● **Data lines**
***
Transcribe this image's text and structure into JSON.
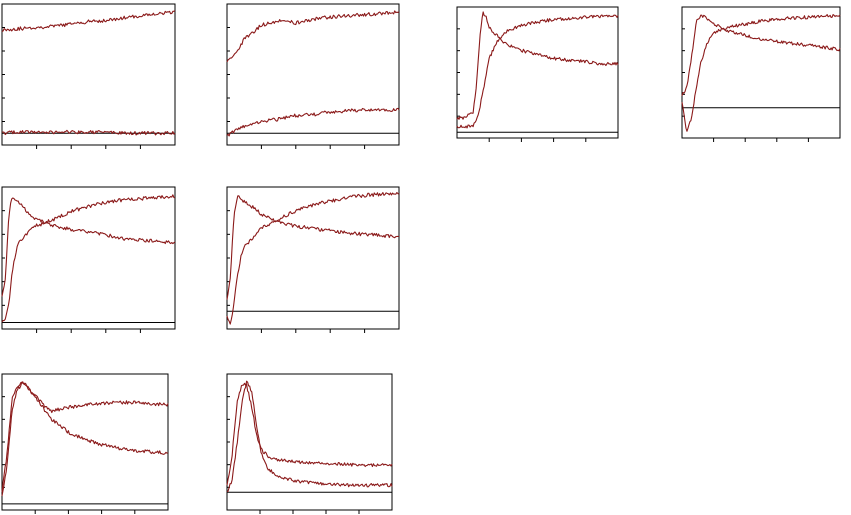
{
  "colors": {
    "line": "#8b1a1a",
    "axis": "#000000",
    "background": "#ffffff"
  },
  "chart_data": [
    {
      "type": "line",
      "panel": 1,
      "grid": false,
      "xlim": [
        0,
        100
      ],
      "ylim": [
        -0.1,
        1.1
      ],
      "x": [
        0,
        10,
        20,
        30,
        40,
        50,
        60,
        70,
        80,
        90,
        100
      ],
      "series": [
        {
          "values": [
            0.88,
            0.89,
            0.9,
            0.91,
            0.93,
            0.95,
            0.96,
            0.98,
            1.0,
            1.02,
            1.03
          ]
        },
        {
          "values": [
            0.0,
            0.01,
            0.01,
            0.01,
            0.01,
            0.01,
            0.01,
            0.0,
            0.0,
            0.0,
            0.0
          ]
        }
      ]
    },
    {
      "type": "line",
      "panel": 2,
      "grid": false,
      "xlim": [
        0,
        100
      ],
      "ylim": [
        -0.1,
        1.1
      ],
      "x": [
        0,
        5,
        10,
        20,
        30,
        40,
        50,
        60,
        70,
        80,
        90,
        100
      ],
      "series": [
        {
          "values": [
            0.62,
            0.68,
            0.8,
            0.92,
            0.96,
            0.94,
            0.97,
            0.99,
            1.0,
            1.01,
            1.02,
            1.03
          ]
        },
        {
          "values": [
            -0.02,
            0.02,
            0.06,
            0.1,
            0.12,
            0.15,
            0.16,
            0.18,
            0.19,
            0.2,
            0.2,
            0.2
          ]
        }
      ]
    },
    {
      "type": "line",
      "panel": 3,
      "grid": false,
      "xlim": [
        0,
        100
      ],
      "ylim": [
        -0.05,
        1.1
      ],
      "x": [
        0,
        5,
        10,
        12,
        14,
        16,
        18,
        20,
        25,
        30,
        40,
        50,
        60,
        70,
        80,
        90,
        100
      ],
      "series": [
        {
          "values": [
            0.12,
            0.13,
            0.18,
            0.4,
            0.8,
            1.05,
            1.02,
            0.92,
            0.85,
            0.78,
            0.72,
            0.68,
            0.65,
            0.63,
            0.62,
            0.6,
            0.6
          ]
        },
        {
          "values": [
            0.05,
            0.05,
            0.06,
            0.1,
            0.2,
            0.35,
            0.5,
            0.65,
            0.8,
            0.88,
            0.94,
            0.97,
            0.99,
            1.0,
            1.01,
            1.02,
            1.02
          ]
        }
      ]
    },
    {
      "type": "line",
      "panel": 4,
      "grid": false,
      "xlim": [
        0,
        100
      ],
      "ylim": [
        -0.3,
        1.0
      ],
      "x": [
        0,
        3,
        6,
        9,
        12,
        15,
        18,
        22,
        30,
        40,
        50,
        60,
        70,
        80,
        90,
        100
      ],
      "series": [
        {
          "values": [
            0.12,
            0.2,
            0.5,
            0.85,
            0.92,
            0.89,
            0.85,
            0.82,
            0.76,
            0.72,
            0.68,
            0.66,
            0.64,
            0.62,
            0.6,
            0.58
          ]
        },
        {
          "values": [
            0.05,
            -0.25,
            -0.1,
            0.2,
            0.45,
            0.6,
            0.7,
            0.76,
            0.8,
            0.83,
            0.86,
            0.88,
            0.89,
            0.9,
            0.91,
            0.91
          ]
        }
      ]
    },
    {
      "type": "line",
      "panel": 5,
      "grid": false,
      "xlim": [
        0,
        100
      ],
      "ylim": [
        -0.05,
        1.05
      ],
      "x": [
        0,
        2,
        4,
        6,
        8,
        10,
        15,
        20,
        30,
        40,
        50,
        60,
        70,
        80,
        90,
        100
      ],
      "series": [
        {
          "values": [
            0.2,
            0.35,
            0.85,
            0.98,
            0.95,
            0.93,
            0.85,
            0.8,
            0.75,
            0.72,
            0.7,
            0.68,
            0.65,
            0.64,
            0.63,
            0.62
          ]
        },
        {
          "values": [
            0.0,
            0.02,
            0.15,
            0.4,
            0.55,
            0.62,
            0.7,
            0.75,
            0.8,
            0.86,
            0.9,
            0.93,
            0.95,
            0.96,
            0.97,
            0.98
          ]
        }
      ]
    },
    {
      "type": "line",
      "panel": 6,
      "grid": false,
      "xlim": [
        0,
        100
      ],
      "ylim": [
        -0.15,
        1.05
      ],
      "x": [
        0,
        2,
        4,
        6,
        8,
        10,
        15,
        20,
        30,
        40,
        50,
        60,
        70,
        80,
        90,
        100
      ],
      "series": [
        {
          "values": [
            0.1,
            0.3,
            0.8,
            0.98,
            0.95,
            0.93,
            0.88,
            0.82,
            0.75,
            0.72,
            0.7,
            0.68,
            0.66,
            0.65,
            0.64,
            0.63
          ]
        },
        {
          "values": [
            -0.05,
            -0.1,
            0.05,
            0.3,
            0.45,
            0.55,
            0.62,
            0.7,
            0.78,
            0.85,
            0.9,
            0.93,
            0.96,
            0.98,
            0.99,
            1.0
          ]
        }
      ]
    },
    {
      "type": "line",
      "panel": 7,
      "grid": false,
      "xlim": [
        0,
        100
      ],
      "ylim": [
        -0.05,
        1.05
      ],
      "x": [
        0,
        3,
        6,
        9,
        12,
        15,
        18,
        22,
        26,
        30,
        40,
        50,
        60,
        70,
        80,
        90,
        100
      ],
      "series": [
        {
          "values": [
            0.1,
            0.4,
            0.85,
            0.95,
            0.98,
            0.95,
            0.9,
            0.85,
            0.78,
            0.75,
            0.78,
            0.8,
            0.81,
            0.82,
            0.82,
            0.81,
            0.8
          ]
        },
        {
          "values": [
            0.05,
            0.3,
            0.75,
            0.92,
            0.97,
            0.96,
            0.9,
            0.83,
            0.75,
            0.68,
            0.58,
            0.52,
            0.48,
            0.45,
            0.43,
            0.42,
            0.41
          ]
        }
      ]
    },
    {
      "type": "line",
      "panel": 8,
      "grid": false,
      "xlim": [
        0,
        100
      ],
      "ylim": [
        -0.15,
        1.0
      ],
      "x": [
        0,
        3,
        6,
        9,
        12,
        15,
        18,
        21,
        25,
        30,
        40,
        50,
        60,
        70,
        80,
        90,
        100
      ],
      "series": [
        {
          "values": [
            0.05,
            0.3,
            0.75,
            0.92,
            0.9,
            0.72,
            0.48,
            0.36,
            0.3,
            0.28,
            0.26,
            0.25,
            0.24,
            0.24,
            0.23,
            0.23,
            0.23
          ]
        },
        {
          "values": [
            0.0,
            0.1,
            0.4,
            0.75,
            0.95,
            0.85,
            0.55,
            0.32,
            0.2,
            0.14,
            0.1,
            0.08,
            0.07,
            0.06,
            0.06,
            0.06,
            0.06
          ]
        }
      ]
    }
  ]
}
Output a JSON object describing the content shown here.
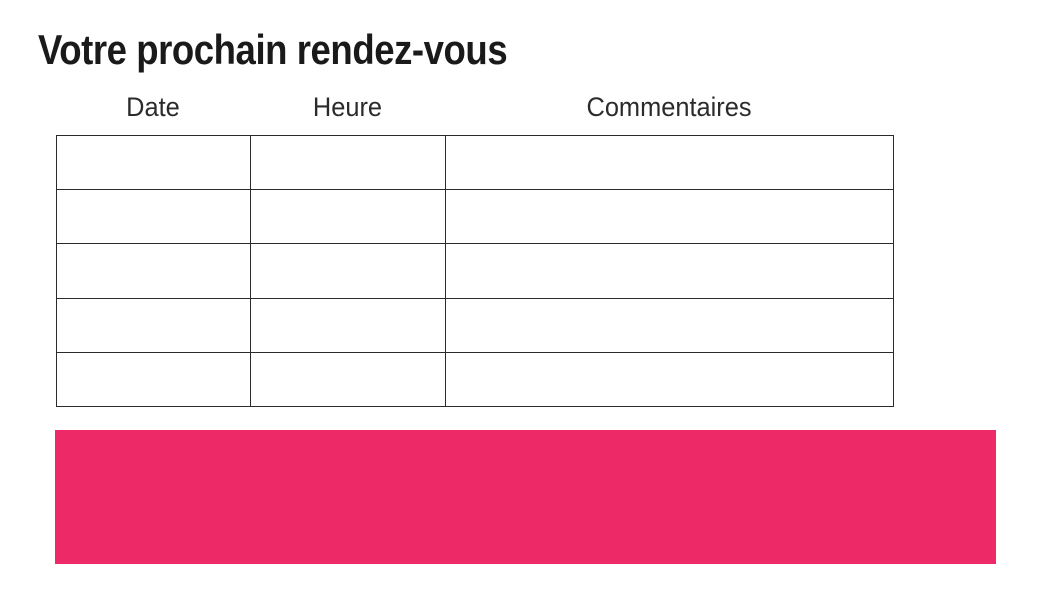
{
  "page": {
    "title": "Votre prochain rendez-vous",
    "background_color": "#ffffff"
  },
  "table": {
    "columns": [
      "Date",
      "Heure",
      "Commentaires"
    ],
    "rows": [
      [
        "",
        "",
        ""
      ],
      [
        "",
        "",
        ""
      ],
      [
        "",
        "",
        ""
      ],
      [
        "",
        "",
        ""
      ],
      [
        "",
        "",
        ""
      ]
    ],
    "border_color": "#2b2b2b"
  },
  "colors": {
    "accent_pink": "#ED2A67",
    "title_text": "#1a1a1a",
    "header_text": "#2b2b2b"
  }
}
***
● **Task directions**
All records must be output exactly as they are, except for the pictures, which are left out.

● **Output below**
Transcribe this image's text and structure into JSON.
{
  "colors": {
    "line": "#8b1a1a",
    "axis": "#000000",
    "background": "#ffffff"
  },
  "chart_data": [
    {
      "type": "line",
      "panel": 1,
      "grid": false,
      "xlim": [
        0,
        100
      ],
      "ylim": [
        -0.1,
        1.1
      ],
      "x": [
        0,
        10,
        20,
        30,
        40,
        50,
        60,
        70,
        80,
        90,
        100
      ],
      "series": [
        {
          "values": [
            0.88,
            0.89,
            0.9,
            0.91,
            0.93,
            0.95,
            0.96,
            0.98,
            1.0,
            1.02,
            1.03
          ]
        },
        {
          "values": [
            0.0,
            0.01,
            0.01,
            0.01,
            0.01,
            0.01,
            0.01,
            0.0,
            0.0,
            0.0,
            0.0
          ]
        }
      ]
    },
    {
      "type": "line",
      "panel": 2,
      "grid": false,
      "xlim": [
        0,
        100
      ],
      "ylim": [
        -0.1,
        1.1
      ],
      "x": [
        0,
        5,
        10,
        20,
        30,
        40,
        50,
        60,
        70,
        80,
        90,
        100
      ],
      "series": [
        {
          "values": [
            0.62,
            0.68,
            0.8,
            0.92,
            0.96,
            0.94,
            0.97,
            0.99,
            1.0,
            1.01,
            1.02,
            1.03
          ]
        },
        {
          "values": [
            -0.02,
            0.02,
            0.06,
            0.1,
            0.12,
            0.15,
            0.16,
            0.18,
            0.19,
            0.2,
            0.2,
            0.2
          ]
        }
      ]
    },
    {
      "type": "line",
      "panel": 3,
      "grid": false,
      "xlim": [
        0,
        100
      ],
      "ylim": [
        -0.05,
        1.1
      ],
      "x": [
        0,
        5,
        10,
        12,
        14,
        16,
        18,
        20,
        25,
        30,
        40,
        50,
        60,
        70,
        80,
        90,
        100
      ],
      "series": [
        {
          "values": [
            0.12,
            0.13,
            0.18,
            0.4,
            0.8,
            1.05,
            1.02,
            0.92,
            0.85,
            0.78,
            0.72,
            0.68,
            0.65,
            0.63,
            0.62,
            0.6,
            0.6
          ]
        },
        {
          "values": [
            0.05,
            0.05,
            0.06,
            0.1,
            0.2,
            0.35,
            0.5,
            0.65,
            0.8,
            0.88,
            0.94,
            0.97,
            0.99,
            1.0,
            1.01,
            1.02,
            1.02
          ]
        }
      ]
    },
    {
      "type": "line",
      "panel": 4,
      "grid": false,
      "xlim": [
        0,
        100
      ],
      "ylim": [
        -0.3,
        1.0
      ],
      "x": [
        0,
        3,
        6,
        9,
        12,
        15,
        18,
        22,
        30,
        40,
        50,
        60,
        70,
        80,
        90,
        100
      ],
      "series": [
        {
          "values": [
            0.12,
            0.2,
            0.5,
            0.85,
            0.92,
            0.89,
            0.85,
            0.82,
            0.76,
            0.72,
            0.68,
            0.66,
            0.64,
            0.62,
            0.6,
            0.58
          ]
        },
        {
          "values": [
            0.05,
            -0.25,
            -0.1,
            0.2,
            0.45,
            0.6,
            0.7,
            0.76,
            0.8,
            0.83,
            0.86,
            0.88,
            0.89,
            0.9,
            0.91,
            0.91
          ]
        }
      ]
    },
    {
      "type": "line",
      "panel": 5,
      "grid": false,
      "xlim": [
        0,
        100
      ],
      "ylim": [
        -0.05,
        1.05
      ],
      "x": [
        0,
        2,
        4,
        6,
        8,
        10,
        15,
        20,
        30,
        40,
        50,
        60,
        70,
        80,
        90,
        100
      ],
      "series": [
        {
          "values": [
            0.2,
            0.35,
            0.85,
            0.98,
            0.95,
            0.93,
            0.85,
            0.8,
            0.75,
            0.72,
            0.7,
            0.68,
            0.65,
            0.64,
            0.63,
            0.62
          ]
        },
        {
          "values": [
            0.0,
            0.02,
            0.15,
            0.4,
            0.55,
            0.62,
            0.7,
            0.75,
            0.8,
            0.86,
            0.9,
            0.93,
            0.95,
            0.96,
            0.97,
            0.98
          ]
        }
      ]
    },
    {
      "type": "line",
      "panel": 6,
      "grid": false,
      "xlim": [
        0,
        100
      ],
      "ylim": [
        -0.15,
        1.05
      ],
      "x": [
        0,
        2,
        4,
        6,
        8,
        10,
        15,
        20,
        30,
        40,
        50,
        60,
        70,
        80,
        90,
        100
      ],
      "series": [
        {
          "values": [
            0.1,
            0.3,
            0.8,
            0.98,
            0.95,
            0.93,
            0.88,
            0.82,
            0.75,
            0.72,
            0.7,
            0.68,
            0.66,
            0.65,
            0.64,
            0.63
          ]
        },
        {
          "values": [
            -0.05,
            -0.1,
            0.05,
            0.3,
            0.45,
            0.55,
            0.62,
            0.7,
            0.78,
            0.85,
            0.9,
            0.93,
            0.96,
            0.98,
            0.99,
            1.0
          ]
        }
      ]
    },
    {
      "type": "line",
      "panel": 7,
      "grid": false,
      "xlim": [
        0,
        100
      ],
      "ylim": [
        -0.05,
        1.05
      ],
      "x": [
        0,
        3,
        6,
        9,
        12,
        15,
        18,
        22,
        26,
        30,
        40,
        50,
        60,
        70,
        80,
        90,
        100
      ],
      "series": [
        {
          "values": [
            0.1,
            0.4,
            0.85,
            0.95,
            0.98,
            0.95,
            0.9,
            0.85,
            0.78,
            0.75,
            0.78,
            0.8,
            0.81,
            0.82,
            0.82,
            0.81,
            0.8
          ]
        },
        {
          "values": [
            0.05,
            0.3,
            0.75,
            0.92,
            0.97,
            0.96,
            0.9,
            0.83,
            0.75,
            0.68,
            0.58,
            0.52,
            0.48,
            0.45,
            0.43,
            0.42,
            0.41
          ]
        }
      ]
    },
    {
      "type": "line",
      "panel": 8,
      "grid": false,
      "xlim": [
        0,
        100
      ],
      "ylim": [
        -0.15,
        1.0
      ],
      "x": [
        0,
        3,
        6,
        9,
        12,
        15,
        18,
        21,
        25,
        30,
        40,
        50,
        60,
        70,
        80,
        90,
        100
      ],
      "series": [
        {
          "values": [
            0.05,
            0.3,
            0.75,
            0.92,
            0.9,
            0.72,
            0.48,
            0.36,
            0.3,
            0.28,
            0.26,
            0.25,
            0.24,
            0.24,
            0.23,
            0.23,
            0.23
          ]
        },
        {
          "values": [
            0.0,
            0.1,
            0.4,
            0.75,
            0.95,
            0.85,
            0.55,
            0.32,
            0.2,
            0.14,
            0.1,
            0.08,
            0.07,
            0.06,
            0.06,
            0.06,
            0.06
          ]
        }
      ]
    }
  ]
}
Output a JSON object describing the content shown here.
{
  "page": {
    "title": "Votre prochain rendez-vous",
    "background_color": "#ffffff"
  },
  "table": {
    "columns": [
      "Date",
      "Heure",
      "Commentaires"
    ],
    "rows": [
      [
        "",
        "",
        ""
      ],
      [
        "",
        "",
        ""
      ],
      [
        "",
        "",
        ""
      ],
      [
        "",
        "",
        ""
      ],
      [
        "",
        "",
        ""
      ]
    ],
    "border_color": "#2b2b2b"
  },
  "colors": {
    "accent_pink": "#ED2A67",
    "title_text": "#1a1a1a",
    "header_text": "#2b2b2b"
  }
}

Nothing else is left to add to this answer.